> _Exercise instructions_
Check each line of the material. Copy those containing "Gender".

:: Extracted information ::

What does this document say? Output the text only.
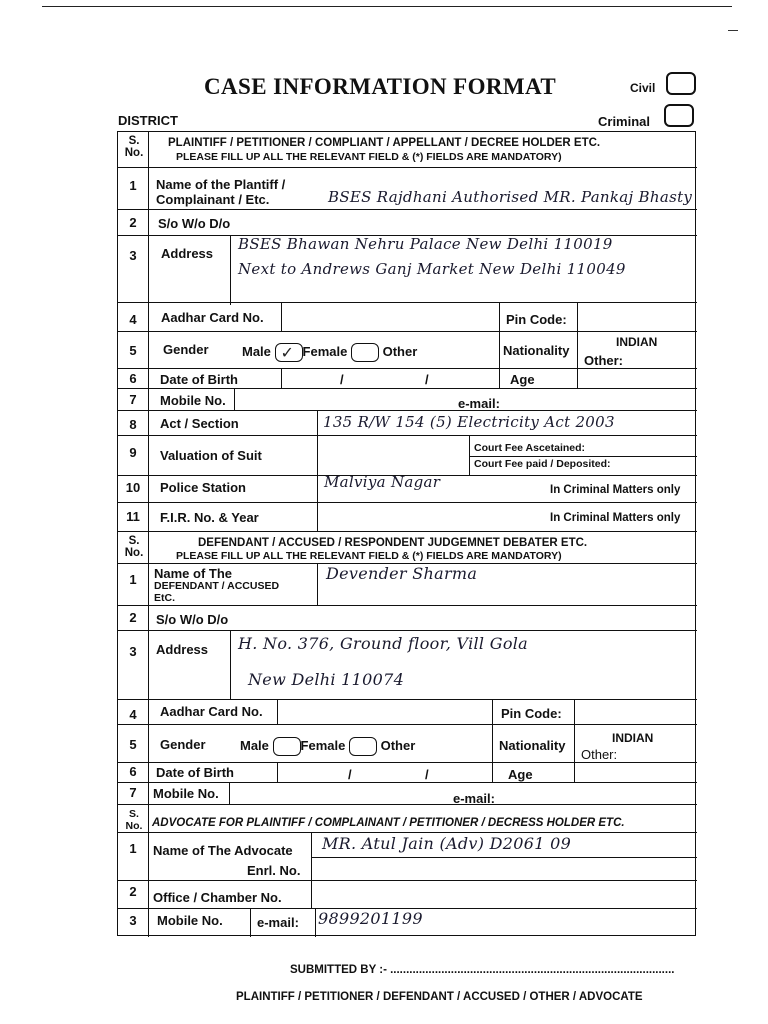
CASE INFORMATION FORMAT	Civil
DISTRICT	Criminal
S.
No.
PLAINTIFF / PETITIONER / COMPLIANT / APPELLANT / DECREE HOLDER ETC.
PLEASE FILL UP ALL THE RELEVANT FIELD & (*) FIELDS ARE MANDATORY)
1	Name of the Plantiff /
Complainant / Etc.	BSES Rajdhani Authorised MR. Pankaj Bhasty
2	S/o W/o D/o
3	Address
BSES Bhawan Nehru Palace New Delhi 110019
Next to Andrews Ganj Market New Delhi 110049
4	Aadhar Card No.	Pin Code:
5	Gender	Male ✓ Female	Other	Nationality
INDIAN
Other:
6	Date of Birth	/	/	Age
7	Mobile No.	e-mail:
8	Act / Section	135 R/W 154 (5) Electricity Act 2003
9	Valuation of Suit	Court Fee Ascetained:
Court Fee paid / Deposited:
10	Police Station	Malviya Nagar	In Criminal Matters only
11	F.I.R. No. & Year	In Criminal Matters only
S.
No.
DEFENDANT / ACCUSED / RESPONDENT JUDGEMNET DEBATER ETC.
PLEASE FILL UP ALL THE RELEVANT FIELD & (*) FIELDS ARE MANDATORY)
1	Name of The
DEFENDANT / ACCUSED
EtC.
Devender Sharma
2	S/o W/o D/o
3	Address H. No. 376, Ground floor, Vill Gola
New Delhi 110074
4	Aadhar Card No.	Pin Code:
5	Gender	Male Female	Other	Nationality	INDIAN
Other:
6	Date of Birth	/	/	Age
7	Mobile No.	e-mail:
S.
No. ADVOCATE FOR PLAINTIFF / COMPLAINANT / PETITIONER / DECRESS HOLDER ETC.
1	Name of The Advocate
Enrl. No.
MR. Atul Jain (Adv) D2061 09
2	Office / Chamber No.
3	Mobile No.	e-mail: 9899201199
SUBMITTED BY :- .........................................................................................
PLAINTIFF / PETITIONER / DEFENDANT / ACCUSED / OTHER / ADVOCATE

:::
:: Extracted information ::

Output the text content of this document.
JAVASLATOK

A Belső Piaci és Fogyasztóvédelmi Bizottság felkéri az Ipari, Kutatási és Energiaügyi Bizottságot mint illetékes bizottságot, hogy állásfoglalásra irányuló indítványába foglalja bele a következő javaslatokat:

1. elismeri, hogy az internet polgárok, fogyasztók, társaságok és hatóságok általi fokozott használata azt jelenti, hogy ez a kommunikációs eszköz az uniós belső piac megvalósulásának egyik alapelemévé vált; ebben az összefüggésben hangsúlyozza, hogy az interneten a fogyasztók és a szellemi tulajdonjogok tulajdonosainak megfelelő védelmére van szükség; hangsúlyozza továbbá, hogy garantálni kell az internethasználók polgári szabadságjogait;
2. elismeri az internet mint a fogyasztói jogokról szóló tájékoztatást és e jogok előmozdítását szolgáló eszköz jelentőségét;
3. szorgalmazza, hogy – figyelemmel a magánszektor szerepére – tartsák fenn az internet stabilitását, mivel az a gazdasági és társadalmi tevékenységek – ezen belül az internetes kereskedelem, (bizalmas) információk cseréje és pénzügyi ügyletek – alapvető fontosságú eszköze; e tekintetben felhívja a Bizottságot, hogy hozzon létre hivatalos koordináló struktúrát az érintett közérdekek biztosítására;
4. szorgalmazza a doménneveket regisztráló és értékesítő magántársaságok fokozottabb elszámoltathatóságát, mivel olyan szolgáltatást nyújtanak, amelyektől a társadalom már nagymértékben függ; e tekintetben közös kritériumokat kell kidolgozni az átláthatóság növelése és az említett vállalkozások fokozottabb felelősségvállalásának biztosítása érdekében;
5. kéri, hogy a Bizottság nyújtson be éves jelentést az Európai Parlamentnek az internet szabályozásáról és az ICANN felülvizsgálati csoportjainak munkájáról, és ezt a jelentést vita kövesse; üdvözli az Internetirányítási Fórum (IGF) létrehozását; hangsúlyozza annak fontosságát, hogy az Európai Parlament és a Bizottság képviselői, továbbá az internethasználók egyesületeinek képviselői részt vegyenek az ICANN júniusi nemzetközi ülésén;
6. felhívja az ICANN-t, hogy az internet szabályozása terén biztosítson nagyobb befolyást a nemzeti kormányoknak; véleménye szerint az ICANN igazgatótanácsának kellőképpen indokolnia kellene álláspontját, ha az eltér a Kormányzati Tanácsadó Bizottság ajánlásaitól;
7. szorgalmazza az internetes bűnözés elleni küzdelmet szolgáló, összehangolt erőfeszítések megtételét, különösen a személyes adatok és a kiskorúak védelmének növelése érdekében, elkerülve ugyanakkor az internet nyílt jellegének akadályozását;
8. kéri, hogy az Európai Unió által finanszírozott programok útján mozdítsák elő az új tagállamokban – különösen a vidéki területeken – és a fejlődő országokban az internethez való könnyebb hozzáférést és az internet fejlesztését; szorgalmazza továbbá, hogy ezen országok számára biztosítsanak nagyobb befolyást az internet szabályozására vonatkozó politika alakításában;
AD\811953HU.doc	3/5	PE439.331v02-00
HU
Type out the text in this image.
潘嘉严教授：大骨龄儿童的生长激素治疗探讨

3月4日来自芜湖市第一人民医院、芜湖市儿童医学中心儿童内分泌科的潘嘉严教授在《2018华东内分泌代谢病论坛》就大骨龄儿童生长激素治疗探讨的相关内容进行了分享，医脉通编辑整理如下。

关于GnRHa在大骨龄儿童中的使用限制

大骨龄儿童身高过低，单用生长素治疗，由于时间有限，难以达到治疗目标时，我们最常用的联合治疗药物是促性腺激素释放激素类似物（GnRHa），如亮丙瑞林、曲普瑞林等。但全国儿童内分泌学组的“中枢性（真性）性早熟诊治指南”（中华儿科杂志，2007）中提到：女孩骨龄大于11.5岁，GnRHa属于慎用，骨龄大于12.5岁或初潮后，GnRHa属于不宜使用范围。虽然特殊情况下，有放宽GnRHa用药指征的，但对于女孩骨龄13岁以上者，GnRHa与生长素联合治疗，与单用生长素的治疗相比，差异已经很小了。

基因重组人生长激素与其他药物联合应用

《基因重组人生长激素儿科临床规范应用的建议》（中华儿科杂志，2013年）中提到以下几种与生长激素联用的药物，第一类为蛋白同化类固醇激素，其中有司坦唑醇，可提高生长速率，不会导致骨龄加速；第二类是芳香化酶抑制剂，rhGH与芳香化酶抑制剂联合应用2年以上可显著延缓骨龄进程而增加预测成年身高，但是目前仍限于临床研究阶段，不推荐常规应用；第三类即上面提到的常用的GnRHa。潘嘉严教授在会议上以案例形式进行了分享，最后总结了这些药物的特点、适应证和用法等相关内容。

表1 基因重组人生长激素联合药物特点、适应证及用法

:::

> _Full output_
5	Gender	Male ✓ Female	Other	Nationality
5	Gender	Male Female	Other	Nationality	INDIAN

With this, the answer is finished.